>> BEGIN

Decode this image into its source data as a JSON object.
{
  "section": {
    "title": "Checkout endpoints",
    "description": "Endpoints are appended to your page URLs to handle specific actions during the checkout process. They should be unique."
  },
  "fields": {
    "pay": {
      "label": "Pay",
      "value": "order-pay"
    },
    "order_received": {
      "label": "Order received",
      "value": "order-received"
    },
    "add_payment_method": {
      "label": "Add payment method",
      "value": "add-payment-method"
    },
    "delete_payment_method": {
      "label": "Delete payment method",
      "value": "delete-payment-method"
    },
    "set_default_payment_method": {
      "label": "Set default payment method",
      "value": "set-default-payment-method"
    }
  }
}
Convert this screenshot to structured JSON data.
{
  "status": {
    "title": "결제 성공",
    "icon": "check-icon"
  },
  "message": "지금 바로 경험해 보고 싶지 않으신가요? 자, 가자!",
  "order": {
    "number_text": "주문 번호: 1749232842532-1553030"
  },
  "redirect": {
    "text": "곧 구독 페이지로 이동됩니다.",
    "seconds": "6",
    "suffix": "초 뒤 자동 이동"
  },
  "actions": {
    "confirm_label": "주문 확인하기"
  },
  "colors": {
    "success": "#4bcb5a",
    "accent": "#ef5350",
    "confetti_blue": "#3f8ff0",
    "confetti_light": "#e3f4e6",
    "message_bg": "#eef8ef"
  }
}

>> END

# [Requirement]
Give back exactly the lines running from the line containing "Convert this screenshot" through the end of the material above, both included, and nothing beyond them.

# [Output]
Convert this screenshot to structured JSON data.
{
  "status": {
    "title": "결제 성공",
    "icon": "check-icon"
  },
  "message": "지금 바로 경험해 보고 싶지 않으신가요? 자, 가자!",
  "order": {
    "number_text": "주문 번호: 1749232842532-1553030"
  },
  "redirect": {
    "text": "곧 구독 페이지로 이동됩니다.",
    "seconds": "6",
    "suffix": "초 뒤 자동 이동"
  },
  "actions": {
    "confirm_label": "주문 확인하기"
  },
  "colors": {
    "success": "#4bcb5a",
    "accent": "#ef5350",
    "confetti_blue": "#3f8ff0",
    "confetti_light": "#e3f4e6",
    "message_bg": "#eef8ef"
  }
}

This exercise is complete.